* START Data supplied *
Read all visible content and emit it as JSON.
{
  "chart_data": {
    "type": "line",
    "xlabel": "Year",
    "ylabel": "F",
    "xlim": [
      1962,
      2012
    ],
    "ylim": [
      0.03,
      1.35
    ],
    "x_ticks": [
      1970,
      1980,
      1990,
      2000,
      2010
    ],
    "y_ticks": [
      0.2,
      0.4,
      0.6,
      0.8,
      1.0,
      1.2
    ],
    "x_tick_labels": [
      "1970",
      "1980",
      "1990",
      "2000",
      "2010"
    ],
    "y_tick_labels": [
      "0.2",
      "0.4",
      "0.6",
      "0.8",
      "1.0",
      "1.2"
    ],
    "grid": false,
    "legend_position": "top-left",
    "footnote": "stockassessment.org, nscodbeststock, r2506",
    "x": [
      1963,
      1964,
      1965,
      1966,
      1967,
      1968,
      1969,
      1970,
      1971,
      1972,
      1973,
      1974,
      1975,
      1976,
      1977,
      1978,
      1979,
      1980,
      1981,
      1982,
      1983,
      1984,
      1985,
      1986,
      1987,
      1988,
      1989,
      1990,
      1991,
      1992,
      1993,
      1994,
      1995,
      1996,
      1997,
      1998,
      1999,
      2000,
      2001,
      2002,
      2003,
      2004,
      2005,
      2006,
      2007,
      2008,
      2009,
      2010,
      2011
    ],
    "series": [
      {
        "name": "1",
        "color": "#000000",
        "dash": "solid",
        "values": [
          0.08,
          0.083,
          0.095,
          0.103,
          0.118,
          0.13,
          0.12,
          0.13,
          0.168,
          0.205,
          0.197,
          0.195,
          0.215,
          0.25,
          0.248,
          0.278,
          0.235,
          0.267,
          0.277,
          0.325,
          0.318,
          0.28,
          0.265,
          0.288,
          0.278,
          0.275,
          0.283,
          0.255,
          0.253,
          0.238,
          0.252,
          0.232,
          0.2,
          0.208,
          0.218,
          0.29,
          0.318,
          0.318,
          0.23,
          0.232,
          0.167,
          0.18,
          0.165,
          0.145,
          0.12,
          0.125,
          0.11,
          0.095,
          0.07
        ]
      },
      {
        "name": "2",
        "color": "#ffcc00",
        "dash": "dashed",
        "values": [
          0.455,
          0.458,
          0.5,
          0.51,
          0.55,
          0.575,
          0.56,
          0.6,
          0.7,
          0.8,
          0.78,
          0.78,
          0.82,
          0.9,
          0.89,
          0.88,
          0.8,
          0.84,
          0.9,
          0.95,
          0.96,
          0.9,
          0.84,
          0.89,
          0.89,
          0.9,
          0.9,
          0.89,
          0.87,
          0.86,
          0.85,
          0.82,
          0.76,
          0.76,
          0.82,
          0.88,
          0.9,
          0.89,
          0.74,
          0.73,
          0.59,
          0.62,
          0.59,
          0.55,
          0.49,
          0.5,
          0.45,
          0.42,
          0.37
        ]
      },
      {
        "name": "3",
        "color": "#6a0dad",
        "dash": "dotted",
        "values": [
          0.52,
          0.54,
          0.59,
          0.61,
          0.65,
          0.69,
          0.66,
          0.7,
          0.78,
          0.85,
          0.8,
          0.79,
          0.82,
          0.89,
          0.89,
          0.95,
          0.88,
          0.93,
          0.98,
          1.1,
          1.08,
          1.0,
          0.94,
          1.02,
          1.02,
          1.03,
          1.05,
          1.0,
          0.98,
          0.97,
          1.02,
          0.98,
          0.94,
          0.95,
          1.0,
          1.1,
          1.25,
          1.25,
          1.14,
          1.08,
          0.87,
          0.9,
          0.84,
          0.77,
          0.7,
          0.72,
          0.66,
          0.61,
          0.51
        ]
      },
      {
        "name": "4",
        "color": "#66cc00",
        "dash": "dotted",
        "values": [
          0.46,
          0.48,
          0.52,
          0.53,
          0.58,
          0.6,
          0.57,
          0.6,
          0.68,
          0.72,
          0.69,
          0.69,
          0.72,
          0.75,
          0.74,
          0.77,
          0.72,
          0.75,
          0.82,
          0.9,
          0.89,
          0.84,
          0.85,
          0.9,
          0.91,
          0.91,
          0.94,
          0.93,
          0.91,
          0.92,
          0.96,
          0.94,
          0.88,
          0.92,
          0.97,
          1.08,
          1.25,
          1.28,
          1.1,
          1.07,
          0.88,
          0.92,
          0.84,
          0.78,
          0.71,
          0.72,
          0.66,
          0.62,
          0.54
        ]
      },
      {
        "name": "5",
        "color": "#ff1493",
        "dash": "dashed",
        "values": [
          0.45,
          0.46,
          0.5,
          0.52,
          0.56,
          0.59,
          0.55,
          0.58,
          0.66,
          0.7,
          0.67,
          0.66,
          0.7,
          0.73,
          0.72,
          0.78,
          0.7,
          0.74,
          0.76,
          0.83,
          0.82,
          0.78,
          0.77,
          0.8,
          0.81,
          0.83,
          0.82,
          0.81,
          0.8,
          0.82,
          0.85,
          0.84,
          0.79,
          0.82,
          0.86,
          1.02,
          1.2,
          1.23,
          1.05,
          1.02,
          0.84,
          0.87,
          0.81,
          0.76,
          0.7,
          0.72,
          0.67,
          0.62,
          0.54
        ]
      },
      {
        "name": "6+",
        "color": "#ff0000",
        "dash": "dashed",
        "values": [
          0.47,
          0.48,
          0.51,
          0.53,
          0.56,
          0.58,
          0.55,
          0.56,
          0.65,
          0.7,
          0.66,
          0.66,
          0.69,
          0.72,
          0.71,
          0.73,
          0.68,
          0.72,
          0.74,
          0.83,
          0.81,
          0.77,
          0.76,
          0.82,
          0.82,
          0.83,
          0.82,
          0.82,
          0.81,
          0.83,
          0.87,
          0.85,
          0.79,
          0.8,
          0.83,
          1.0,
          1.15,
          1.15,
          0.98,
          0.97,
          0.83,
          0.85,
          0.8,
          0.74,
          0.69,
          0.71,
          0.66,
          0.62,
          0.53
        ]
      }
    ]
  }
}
* END Data supplied *
Problem to solve — From the entries, copy out each line containing the word "name".

Answer to the problem —
        "name": "1",
        "name": "2",
        "name": "3",
        "name": "4",
        "name": "5",
        "name": "6+",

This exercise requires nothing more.